▶ _Questions on the material_
1. In the excerpt on patient-reported outcomes, what percentage of patients achieved excellent results according to the DASH interpretation?
2. List each percentage change in score that the excerpt on patient-reported outcomes reports for patients with major complications, together with the score it belongs to.
3. From the excerpt on patient-reported outcomes, extract the stretch from "3.4. Influence of" through "p = 0.885).".

▶ _Provided text_
According to the DASH interpretation, 45.7% of patients achieved excellent results, indicating minimal disability and symptoms. Additionally, 27.1% of patients achieved satisfactory results, while another 27.1% of patients achieved poor results, indicating varying degrees of disability and symptoms (see
Table 4).
In order to examine the association between PROMs, a correlation coefficient was computed. The analysis demonstrated a significant and statistically robust correlation among the evaluated PROMs.
Importantly, this correlation remained consistent when comparing each PROM with EQ-5D-5L (see
Table 5).
3.4. Influence of Complications and Revisions on PROMs and HRQoL
Patients sustaining major complications experienced significantly lower ASES (−11.1%: 87.3 ± 16.2 > 77.7 ± 17.9, p = 0.013) results compared to minor and no complication development.
However, scores of DASH (−12.8%), OSS (+2.9%), EQ-5D-5L index (+6.3%) and EuroQol VAS (−7.5%) did show a significant correlation (DASH: p = 0.070; OSS: p = 0.123; EQ-5D-5L index: p = 0.602; EuroQol VAS: p = 0.885).

▶ _Data section_
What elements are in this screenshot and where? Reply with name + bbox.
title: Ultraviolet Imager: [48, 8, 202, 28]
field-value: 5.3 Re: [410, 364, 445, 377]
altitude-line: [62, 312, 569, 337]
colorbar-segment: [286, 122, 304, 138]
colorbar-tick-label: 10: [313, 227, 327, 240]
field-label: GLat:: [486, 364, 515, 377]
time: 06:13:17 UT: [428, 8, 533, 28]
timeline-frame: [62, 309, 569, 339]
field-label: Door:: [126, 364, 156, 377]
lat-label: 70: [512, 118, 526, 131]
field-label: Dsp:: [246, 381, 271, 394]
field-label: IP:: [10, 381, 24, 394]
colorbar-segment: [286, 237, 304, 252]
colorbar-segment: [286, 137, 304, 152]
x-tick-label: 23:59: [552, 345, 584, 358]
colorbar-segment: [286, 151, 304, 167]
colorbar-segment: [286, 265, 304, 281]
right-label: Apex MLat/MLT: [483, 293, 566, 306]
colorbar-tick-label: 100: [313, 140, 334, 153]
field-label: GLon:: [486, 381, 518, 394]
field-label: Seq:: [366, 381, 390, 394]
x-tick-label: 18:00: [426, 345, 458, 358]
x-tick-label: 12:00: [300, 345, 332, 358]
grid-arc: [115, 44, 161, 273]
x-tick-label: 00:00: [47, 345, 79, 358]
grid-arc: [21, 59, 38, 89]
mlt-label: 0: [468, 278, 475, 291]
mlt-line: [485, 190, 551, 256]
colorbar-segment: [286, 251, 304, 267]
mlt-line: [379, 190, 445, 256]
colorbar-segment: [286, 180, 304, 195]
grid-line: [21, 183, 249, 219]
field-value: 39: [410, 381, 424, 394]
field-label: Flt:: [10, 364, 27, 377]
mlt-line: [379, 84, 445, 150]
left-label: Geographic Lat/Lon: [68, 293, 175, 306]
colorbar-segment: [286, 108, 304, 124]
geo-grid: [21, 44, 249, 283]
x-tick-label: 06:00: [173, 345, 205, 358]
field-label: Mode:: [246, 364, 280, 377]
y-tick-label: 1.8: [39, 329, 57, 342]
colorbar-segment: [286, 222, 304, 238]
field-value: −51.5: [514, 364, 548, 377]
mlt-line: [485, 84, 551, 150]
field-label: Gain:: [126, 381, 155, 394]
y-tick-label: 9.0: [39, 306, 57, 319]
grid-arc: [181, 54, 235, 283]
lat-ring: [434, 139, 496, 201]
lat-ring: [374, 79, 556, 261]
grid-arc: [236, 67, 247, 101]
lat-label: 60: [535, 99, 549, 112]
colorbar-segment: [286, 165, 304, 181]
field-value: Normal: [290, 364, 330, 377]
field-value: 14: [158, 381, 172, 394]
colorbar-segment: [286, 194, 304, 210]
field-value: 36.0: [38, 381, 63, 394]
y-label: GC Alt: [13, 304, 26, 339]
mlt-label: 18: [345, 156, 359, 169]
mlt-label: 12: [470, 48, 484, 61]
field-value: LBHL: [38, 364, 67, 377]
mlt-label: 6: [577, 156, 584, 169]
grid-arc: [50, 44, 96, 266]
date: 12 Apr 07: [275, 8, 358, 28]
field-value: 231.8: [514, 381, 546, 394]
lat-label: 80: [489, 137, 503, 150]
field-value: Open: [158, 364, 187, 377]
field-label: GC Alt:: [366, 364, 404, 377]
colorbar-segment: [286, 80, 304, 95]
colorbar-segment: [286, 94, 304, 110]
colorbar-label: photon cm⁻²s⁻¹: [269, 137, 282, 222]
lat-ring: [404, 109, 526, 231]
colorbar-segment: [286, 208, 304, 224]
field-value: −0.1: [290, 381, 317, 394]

▶ _Per-task outputs_
1. 45.7%

2.
- ASES: −11.1%
- DASH: −12.8%
- OSS: +2.9%
- EQ-5D-5L index: +6.3%
- EuroQol VAS: −7.5%

3.
3.4. Influence of Complications and Revisions on PROMs and HRQoL
Patients sustaining major complications experienced significantly lower ASES (−11.1%: 87.3 ± 16.2 > 77.7 ± 17.9, p = 0.013) results compared to minor and no complication development.
However, scores of DASH (−12.8%), OSS (+2.9%), EQ-5D-5L index (+6.3%) and EuroQol VAS (−7.5%) did show a significant correlation (DASH: p = 0.070; OSS: p = 0.123; EQ-5D-5L index: p = 0.602; EuroQol VAS: p = 0.885).